Problem >> Reproduce all entries word for word.

Provided records >>
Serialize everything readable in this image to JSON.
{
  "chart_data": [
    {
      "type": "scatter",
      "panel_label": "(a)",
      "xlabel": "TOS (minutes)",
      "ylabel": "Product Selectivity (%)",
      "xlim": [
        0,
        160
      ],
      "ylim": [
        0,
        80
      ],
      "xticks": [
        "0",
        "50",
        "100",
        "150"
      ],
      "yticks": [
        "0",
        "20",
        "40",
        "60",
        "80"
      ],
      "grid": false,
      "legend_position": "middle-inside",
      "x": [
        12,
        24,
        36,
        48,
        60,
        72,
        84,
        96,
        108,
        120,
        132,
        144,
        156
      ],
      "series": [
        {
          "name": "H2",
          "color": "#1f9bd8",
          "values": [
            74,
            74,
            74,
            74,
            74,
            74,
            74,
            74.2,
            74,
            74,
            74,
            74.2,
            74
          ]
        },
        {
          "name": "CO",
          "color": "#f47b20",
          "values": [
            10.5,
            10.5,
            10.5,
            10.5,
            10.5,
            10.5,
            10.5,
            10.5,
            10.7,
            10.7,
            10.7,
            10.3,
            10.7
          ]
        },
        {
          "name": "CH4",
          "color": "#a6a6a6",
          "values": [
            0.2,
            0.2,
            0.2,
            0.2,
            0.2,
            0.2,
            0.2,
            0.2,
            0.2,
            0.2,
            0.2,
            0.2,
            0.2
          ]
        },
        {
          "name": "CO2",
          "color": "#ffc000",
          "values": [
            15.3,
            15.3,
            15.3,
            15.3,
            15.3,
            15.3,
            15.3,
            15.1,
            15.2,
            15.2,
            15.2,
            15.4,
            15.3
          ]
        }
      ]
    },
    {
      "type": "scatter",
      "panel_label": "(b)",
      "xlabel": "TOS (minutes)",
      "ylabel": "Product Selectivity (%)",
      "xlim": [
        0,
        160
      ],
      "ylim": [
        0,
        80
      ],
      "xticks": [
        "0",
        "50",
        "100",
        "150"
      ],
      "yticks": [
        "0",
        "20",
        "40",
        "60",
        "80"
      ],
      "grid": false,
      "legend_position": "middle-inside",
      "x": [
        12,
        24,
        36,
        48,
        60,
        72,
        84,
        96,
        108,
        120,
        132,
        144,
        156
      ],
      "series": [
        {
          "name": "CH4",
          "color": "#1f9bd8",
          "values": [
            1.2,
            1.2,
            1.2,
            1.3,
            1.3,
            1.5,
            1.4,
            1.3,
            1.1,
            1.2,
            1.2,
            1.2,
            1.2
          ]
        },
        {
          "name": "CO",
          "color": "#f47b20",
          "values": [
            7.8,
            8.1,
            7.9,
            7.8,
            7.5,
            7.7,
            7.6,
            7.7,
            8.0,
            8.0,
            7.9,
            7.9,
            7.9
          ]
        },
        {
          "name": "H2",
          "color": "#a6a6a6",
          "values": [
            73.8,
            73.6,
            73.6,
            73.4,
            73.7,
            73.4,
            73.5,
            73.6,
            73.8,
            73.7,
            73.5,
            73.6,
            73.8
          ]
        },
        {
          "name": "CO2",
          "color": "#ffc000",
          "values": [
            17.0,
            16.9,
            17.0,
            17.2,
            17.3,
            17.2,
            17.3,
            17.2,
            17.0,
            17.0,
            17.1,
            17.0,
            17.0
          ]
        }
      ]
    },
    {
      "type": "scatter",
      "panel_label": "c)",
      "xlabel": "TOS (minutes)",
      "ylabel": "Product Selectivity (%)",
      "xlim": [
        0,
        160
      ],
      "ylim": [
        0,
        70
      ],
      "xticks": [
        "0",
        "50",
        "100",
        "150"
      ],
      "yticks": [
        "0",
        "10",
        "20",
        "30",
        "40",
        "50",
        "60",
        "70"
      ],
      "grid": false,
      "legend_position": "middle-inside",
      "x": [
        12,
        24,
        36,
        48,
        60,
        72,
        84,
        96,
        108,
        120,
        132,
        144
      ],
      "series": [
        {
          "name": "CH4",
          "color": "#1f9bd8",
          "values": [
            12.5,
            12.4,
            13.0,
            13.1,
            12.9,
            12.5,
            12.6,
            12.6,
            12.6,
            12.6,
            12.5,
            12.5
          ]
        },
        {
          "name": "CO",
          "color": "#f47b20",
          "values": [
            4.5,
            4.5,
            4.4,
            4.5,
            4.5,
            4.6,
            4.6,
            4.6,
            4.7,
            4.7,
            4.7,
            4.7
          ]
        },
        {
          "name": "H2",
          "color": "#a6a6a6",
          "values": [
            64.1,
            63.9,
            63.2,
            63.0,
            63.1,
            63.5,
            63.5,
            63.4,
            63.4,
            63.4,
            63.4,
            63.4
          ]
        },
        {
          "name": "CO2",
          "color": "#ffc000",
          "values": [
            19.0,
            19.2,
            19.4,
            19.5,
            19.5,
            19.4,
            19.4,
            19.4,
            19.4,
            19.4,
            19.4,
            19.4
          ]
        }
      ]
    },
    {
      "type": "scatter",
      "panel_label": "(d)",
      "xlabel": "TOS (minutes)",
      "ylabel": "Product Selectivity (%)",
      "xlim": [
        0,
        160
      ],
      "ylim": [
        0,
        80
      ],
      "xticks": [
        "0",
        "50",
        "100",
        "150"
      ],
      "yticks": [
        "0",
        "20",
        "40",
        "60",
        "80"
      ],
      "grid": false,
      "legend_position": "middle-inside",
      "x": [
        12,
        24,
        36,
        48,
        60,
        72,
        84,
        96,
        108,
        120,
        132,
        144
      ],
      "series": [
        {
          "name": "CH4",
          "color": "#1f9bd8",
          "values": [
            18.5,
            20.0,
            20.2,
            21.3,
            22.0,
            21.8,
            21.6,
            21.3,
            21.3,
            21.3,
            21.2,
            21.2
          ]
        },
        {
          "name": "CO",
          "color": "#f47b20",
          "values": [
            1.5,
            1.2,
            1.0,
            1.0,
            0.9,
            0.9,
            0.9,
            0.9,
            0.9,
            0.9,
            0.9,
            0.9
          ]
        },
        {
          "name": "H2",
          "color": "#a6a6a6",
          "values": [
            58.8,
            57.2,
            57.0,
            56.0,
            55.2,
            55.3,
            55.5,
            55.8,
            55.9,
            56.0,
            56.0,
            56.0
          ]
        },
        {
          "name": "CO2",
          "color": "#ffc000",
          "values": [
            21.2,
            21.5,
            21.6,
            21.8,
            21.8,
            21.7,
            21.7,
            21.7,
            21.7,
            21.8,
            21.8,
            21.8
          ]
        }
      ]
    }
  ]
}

Exercise response >>
Serialize everything readable in this image to JSON.
{
  "chart_data": [
    {
      "type": "scatter",
      "panel_label": "(a)",
      "xlabel": "TOS (minutes)",
      "ylabel": "Product Selectivity (%)",
      "xlim": [
        0,
        160
      ],
      "ylim": [
        0,
        80
      ],
      "xticks": [
        "0",
        "50",
        "100",
        "150"
      ],
      "yticks": [
        "0",
        "20",
        "40",
        "60",
        "80"
      ],
      "grid": false,
      "legend_position": "middle-inside",
      "x": [
        12,
        24,
        36,
        48,
        60,
        72,
        84,
        96,
        108,
        120,
        132,
        144,
        156
      ],
      "series": [
        {
          "name": "H2",
          "color": "#1f9bd8",
          "values": [
            74,
            74,
            74,
            74,
            74,
            74,
            74,
            74.2,
            74,
            74,
            74,
            74.2,
            74
          ]
        },
        {
          "name": "CO",
          "color": "#f47b20",
          "values": [
            10.5,
            10.5,
            10.5,
            10.5,
            10.5,
            10.5,
            10.5,
            10.5,
            10.7,
            10.7,
            10.7,
            10.3,
            10.7
          ]
        },
        {
          "name": "CH4",
          "color": "#a6a6a6",
          "values": [
            0.2,
            0.2,
            0.2,
            0.2,
            0.2,
            0.2,
            0.2,
            0.2,
            0.2,
            0.2,
            0.2,
            0.2,
            0.2
          ]
        },
        {
          "name": "CO2",
          "color": "#ffc000",
          "values": [
            15.3,
            15.3,
            15.3,
            15.3,
            15.3,
            15.3,
            15.3,
            15.1,
            15.2,
            15.2,
            15.2,
            15.4,
            15.3
          ]
        }
      ]
    },
    {
      "type": "scatter",
      "panel_label": "(b)",
      "xlabel": "TOS (minutes)",
      "ylabel": "Product Selectivity (%)",
      "xlim": [
        0,
        160
      ],
      "ylim": [
        0,
        80
      ],
      "xticks": [
        "0",
        "50",
        "100",
        "150"
      ],
      "yticks": [
        "0",
        "20",
        "40",
        "60",
        "80"
      ],
      "grid": false,
      "legend_position": "middle-inside",
      "x": [
        12,
        24,
        36,
        48,
        60,
        72,
        84,
        96,
        108,
        120,
        132,
        144,
        156
      ],
      "series": [
        {
          "name": "CH4",
          "color": "#1f9bd8",
          "values": [
            1.2,
            1.2,
            1.2,
            1.3,
            1.3,
            1.5,
            1.4,
            1.3,
            1.1,
            1.2,
            1.2,
            1.2,
            1.2
          ]
        },
        {
          "name": "CO",
          "color": "#f47b20",
          "values": [
            7.8,
            8.1,
            7.9,
            7.8,
            7.5,
            7.7,
            7.6,
            7.7,
            8.0,
            8.0,
            7.9,
            7.9,
            7.9
          ]
        },
        {
          "name": "H2",
          "color": "#a6a6a6",
          "values": [
            73.8,
            73.6,
            73.6,
            73.4,
            73.7,
            73.4,
            73.5,
            73.6,
            73.8,
            73.7,
            73.5,
            73.6,
            73.8
          ]
        },
        {
          "name": "CO2",
          "color": "#ffc000",
          "values": [
            17.0,
            16.9,
            17.0,
            17.2,
            17.3,
            17.2,
            17.3,
            17.2,
            17.0,
            17.0,
            17.1,
            17.0,
            17.0
          ]
        }
      ]
    },
    {
      "type": "scatter",
      "panel_label": "c)",
      "xlabel": "TOS (minutes)",
      "ylabel": "Product Selectivity (%)",
      "xlim": [
        0,
        160
      ],
      "ylim": [
        0,
        70
      ],
      "xticks": [
        "0",
        "50",
        "100",
        "150"
      ],
      "yticks": [
        "0",
        "10",
        "20",
        "30",
        "40",
        "50",
        "60",
        "70"
      ],
      "grid": false,
      "legend_position": "middle-inside",
      "x": [
        12,
        24,
        36,
        48,
        60,
        72,
        84,
        96,
        108,
        120,
        132,
        144
      ],
      "series": [
        {
          "name": "CH4",
          "color": "#1f9bd8",
          "values": [
            12.5,
            12.4,
            13.0,
            13.1,
            12.9,
            12.5,
            12.6,
            12.6,
            12.6,
            12.6,
            12.5,
            12.5
          ]
        },
        {
          "name": "CO",
          "color": "#f47b20",
          "values": [
            4.5,
            4.5,
            4.4,
            4.5,
            4.5,
            4.6,
            4.6,
            4.6,
            4.7,
            4.7,
            4.7,
            4.7
          ]
        },
        {
          "name": "H2",
          "color": "#a6a6a6",
          "values": [
            64.1,
            63.9,
            63.2,
            63.0,
            63.1,
            63.5,
            63.5,
            63.4,
            63.4,
            63.4,
            63.4,
            63.4
          ]
        },
        {
          "name": "CO2",
          "color": "#ffc000",
          "values": [
            19.0,
            19.2,
            19.4,
            19.5,
            19.5,
            19.4,
            19.4,
            19.4,
            19.4,
            19.4,
            19.4,
            19.4
          ]
        }
      ]
    },
    {
      "type": "scatter",
      "panel_label": "(d)",
      "xlabel": "TOS (minutes)",
      "ylabel": "Product Selectivity (%)",
      "xlim": [
        0,
        160
      ],
      "ylim": [
        0,
        80
      ],
      "xticks": [
        "0",
        "50",
        "100",
        "150"
      ],
      "yticks": [
        "0",
        "20",
        "40",
        "60",
        "80"
      ],
      "grid": false,
      "legend_position": "middle-inside",
      "x": [
        12,
        24,
        36,
        48,
        60,
        72,
        84,
        96,
        108,
        120,
        132,
        144
      ],
      "series": [
        {
          "name": "CH4",
          "color": "#1f9bd8",
          "values": [
            18.5,
            20.0,
            20.2,
            21.3,
            22.0,
            21.8,
            21.6,
            21.3,
            21.3,
            21.3,
            21.2,
            21.2
          ]
        },
        {
          "name": "CO",
          "color": "#f47b20",
          "values": [
            1.5,
            1.2,
            1.0,
            1.0,
            0.9,
            0.9,
            0.9,
            0.9,
            0.9,
            0.9,
            0.9,
            0.9
          ]
        },
        {
          "name": "H2",
          "color": "#a6a6a6",
          "values": [
            58.8,
            57.2,
            57.0,
            56.0,
            55.2,
            55.3,
            55.5,
            55.8,
            55.9,
            56.0,
            56.0,
            56.0
          ]
        },
        {
          "name": "CO2",
          "color": "#ffc000",
          "values": [
            21.2,
            21.5,
            21.6,
            21.8,
            21.8,
            21.7,
            21.7,
            21.7,
            21.7,
            21.8,
            21.8,
            21.8
          ]
        }
      ]
    }
  ]
}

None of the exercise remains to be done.